**Stated task**
Arrange the data lines starting at the one containing "Itemize 6 of" and ending at the one containing "Text: Cl: Cl xyxy=(229,163,242,176)" as a Markdown table with the columns n and Line. Leave out blank lines.

**Listings of boxed layout items**
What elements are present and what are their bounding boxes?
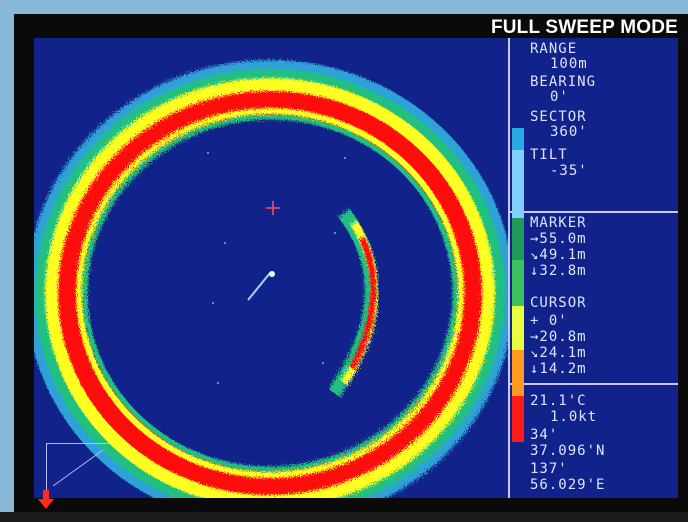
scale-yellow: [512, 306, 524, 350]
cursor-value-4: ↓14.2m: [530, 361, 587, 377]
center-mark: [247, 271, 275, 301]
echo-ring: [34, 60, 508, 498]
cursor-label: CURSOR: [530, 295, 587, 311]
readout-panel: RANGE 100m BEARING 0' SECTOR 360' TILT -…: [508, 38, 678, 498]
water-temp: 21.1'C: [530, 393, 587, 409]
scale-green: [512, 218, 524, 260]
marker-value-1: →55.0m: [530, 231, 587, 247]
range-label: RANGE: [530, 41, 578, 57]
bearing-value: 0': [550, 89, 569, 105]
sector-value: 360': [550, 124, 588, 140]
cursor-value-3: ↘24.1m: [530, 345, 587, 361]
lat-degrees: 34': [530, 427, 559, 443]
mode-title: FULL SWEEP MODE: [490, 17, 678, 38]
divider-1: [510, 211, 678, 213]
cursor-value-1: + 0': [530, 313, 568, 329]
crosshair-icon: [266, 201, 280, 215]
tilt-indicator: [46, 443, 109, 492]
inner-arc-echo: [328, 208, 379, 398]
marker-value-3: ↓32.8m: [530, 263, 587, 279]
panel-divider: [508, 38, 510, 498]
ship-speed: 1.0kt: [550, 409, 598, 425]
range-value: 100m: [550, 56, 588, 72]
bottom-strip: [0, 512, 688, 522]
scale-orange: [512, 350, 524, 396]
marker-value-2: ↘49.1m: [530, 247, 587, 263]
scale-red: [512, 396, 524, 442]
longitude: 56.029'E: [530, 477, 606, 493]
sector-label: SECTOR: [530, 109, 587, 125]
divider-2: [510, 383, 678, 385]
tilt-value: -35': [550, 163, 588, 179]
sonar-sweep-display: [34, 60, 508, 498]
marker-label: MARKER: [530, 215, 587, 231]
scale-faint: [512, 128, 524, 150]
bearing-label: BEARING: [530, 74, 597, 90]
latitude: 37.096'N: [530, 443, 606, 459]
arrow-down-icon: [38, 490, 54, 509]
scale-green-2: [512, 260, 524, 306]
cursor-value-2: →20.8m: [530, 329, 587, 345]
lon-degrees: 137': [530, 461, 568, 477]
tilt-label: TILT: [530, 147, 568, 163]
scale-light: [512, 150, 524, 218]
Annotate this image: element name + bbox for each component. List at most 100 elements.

--

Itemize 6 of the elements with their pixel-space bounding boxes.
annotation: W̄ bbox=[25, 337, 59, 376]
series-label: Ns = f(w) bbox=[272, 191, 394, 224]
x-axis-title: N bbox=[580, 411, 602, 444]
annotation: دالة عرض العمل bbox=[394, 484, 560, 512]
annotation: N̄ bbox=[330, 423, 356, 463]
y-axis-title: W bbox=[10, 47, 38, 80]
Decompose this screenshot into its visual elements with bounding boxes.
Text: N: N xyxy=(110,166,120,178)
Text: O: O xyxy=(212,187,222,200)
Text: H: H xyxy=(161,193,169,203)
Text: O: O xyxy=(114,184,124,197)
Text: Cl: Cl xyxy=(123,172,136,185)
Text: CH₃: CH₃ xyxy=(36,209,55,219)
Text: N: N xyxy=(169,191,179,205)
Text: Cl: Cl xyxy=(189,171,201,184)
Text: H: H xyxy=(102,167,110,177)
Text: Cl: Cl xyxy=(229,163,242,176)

**Exercise result**
| n | Line |
|---|---|
| 1 | Itemize 6 of the elements with their pixel-space bounding boxes. |
| 2 | annotation: W̄ bbox=[25, 337, 59, 376] |
| 3 | series-label: Ns = f(w) bbox=[272, 191, 394, 224] |
| 4 | x-axis-title: N bbox=[580, 411, 602, 444] |
| 5 | annotation: دالة عرض العمل bbox=[394, 484, 560, 512] |
| 6 | annotation: N̄ bbox=[330, 423, 356, 463] |
| 7 | y-axis-title: W bbox=[10, 47, 38, 80] |
| 8 | Decompose this screenshot into its visual elements with bounding boxes. |
| 9 | Text: N: N xyxy=(110,166,120,178) |
| 10 | Text: O: O xyxy=(212,187,222,200) |
| 11 | Text: H: H xyxy=(161,193,169,203) |
| 12 | Text: O: O xyxy=(114,184,124,197) |
| 13 | Text: Cl: Cl xyxy=(123,172,136,185) |
| 14 | Text: CH₃: CH₃ xyxy=(36,209,55,219) |
| 15 | Text: N: N xyxy=(169,191,179,205) |
| 16 | Text: Cl: Cl xyxy=(189,171,201,184) |
| 17 | Text: H: H xyxy=(102,167,110,177) |
| 18 | Text: Cl: Cl xyxy=(229,163,242,176) |